- Brief
Take every line from the listing below that contains "xlabel".

* BEGIN Exercise data *

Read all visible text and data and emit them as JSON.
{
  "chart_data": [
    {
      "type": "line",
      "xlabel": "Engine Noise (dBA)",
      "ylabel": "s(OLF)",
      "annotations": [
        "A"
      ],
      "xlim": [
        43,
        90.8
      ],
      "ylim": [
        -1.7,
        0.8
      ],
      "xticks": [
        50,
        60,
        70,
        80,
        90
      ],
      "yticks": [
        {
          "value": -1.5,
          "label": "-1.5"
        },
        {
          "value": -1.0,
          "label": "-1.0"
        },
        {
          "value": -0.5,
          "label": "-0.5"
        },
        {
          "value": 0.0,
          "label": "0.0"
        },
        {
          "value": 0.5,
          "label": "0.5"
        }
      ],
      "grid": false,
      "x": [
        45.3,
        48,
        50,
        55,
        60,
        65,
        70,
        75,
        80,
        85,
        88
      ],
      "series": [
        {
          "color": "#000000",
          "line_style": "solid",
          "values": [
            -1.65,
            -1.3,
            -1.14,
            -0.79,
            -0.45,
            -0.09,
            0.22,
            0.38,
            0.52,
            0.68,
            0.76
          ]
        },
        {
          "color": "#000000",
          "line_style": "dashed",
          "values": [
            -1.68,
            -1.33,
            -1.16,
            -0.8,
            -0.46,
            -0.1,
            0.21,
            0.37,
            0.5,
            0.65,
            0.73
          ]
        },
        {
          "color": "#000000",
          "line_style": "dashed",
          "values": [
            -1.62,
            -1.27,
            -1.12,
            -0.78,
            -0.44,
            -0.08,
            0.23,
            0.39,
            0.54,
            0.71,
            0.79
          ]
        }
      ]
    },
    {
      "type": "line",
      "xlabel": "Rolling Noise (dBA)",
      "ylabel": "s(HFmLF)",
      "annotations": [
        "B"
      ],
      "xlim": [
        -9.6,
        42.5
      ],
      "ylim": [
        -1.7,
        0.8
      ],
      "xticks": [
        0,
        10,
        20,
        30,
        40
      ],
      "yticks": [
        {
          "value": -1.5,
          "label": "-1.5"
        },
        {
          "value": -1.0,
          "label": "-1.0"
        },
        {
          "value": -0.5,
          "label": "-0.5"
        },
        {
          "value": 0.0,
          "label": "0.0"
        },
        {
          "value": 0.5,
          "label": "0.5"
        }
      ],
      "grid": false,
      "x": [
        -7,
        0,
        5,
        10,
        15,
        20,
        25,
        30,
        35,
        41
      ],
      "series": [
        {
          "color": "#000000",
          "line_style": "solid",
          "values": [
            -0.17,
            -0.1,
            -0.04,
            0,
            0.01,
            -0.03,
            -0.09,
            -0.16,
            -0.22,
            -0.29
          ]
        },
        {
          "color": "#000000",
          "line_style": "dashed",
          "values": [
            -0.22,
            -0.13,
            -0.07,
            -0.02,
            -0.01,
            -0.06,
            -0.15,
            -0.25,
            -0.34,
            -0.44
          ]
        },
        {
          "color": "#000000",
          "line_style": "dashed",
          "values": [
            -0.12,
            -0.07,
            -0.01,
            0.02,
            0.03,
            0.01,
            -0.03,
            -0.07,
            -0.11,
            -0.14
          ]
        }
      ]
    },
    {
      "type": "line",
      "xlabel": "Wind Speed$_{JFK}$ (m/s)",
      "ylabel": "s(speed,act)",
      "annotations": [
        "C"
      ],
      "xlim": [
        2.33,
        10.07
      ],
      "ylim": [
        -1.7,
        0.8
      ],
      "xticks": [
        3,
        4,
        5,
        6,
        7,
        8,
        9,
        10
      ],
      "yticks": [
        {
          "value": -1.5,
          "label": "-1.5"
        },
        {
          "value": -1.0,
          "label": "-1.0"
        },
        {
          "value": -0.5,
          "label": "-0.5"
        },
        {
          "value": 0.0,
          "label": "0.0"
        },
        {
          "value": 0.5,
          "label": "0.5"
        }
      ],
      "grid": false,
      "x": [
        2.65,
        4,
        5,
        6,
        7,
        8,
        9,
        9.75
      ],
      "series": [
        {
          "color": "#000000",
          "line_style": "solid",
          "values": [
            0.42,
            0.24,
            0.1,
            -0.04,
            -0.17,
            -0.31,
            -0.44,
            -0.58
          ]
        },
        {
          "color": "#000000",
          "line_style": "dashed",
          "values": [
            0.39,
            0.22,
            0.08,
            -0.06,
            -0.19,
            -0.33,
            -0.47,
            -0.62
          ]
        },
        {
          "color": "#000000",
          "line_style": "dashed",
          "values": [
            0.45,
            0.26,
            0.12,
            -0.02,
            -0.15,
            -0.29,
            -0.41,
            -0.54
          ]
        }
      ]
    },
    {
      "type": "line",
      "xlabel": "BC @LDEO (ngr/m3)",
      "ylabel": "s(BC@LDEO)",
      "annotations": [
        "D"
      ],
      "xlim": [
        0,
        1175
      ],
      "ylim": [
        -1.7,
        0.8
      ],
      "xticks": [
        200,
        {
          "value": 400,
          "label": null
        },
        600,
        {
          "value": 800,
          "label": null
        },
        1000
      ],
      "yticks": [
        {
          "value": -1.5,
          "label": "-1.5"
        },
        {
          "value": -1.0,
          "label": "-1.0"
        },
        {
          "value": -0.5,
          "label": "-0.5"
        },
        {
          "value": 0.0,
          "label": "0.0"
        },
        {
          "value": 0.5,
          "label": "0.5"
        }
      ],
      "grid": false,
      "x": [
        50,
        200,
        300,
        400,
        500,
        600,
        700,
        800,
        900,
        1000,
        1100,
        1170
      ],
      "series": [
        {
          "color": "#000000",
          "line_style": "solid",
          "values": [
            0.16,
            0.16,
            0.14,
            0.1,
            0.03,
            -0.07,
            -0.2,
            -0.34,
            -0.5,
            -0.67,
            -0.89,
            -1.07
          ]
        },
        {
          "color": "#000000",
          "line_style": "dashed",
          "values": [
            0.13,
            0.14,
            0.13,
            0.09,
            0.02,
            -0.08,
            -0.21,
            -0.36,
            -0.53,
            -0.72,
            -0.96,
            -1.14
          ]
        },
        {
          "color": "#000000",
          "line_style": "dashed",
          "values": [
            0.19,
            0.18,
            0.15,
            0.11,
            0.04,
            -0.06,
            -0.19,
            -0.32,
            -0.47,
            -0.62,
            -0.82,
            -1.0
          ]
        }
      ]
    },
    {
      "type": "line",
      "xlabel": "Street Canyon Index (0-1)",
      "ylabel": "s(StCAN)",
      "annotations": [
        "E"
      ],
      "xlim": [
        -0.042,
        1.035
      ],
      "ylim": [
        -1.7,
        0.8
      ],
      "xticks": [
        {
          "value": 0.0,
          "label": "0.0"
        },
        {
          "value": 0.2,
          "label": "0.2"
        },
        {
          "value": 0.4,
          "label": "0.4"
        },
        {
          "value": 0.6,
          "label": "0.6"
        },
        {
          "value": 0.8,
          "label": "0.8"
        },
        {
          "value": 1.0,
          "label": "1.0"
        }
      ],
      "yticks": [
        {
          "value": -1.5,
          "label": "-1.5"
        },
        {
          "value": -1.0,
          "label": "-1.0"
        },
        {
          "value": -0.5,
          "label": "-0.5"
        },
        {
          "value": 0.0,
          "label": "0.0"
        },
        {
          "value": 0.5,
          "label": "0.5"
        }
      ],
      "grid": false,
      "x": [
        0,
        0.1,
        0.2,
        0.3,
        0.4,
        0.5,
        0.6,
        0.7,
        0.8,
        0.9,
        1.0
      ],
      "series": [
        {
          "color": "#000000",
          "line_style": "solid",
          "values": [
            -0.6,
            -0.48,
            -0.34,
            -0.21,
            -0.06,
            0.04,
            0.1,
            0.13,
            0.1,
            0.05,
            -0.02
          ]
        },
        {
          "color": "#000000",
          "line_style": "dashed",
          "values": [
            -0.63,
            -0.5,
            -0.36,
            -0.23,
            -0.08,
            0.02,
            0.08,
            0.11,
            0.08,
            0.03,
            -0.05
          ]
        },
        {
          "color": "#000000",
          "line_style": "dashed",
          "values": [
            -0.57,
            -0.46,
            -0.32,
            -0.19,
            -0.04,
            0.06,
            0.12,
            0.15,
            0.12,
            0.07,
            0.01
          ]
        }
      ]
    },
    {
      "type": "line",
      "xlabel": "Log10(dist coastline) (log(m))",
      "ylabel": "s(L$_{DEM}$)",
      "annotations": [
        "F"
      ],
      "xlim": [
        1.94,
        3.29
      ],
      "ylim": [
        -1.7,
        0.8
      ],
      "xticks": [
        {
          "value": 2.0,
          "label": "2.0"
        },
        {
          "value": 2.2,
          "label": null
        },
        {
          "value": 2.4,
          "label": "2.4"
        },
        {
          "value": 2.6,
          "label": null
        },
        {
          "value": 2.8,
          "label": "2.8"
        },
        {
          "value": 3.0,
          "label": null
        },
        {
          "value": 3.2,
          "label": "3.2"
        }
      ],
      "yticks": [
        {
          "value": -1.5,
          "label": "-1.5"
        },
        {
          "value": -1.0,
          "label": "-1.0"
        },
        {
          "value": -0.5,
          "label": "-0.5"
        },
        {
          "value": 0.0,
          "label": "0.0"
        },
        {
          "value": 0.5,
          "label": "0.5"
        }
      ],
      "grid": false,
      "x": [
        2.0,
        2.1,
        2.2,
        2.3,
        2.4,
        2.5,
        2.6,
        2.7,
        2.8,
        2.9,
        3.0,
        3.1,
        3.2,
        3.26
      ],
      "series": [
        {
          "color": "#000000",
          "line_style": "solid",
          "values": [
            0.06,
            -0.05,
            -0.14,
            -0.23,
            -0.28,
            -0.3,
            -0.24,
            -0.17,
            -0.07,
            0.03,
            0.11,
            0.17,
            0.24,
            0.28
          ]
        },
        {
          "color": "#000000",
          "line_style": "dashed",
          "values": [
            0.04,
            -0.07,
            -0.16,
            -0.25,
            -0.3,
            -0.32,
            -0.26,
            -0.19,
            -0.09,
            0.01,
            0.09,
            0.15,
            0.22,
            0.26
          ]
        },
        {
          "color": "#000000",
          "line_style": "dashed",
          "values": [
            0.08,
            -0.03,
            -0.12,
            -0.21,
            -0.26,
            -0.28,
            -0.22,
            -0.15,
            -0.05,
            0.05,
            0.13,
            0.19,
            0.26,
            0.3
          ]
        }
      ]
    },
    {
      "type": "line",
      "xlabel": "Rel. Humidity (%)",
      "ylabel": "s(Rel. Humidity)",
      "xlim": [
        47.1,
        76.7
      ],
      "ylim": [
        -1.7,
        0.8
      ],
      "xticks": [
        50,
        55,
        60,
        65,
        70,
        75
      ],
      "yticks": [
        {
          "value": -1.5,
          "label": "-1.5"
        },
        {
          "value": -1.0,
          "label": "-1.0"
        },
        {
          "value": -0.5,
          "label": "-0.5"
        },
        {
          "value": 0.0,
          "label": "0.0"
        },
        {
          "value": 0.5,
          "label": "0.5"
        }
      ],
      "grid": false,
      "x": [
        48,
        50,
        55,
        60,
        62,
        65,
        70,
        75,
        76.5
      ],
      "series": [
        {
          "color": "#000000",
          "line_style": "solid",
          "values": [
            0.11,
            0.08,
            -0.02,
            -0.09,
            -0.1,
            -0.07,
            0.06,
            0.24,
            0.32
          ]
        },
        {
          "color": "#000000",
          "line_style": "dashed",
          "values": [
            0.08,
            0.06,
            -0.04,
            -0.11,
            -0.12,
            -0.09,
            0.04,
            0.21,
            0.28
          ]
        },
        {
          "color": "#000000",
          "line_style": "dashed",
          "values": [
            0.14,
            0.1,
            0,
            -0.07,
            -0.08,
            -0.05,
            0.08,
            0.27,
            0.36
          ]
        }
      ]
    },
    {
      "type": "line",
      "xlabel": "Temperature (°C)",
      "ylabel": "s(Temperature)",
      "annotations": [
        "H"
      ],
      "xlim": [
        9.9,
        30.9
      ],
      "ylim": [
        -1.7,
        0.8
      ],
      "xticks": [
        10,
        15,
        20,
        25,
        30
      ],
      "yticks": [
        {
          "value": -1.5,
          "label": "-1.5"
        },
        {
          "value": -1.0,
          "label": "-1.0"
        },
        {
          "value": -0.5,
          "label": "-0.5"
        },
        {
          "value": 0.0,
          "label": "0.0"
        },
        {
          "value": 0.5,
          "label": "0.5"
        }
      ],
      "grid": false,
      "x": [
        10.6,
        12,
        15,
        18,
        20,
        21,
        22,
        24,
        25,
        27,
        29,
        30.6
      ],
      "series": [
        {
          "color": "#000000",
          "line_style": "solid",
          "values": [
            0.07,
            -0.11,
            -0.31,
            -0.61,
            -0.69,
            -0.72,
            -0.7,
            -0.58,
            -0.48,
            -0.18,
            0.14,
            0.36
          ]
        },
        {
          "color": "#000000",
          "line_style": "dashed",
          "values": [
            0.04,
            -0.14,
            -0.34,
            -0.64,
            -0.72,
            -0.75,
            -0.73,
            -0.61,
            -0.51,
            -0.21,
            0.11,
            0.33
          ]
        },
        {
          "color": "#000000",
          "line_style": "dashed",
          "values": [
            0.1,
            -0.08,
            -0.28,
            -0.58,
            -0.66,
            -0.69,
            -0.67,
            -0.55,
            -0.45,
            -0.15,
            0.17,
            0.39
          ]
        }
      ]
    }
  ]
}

* END Exercise data *

- Task output
      "xlabel": "Engine Noise (dBA)",
      "xlabel": "Rolling Noise (dBA)",
      "xlabel": "Wind Speed$_{JFK}$ (m/s)",
      "xlabel": "BC @LDEO (ngr/m3)",
      "xlabel": "Street Canyon Index (0-1)",
      "xlabel": "Log10(dist coastline) (log(m))",
      "xlabel": "Rel. Humidity (%)",
      "xlabel": "Temperature (°C)",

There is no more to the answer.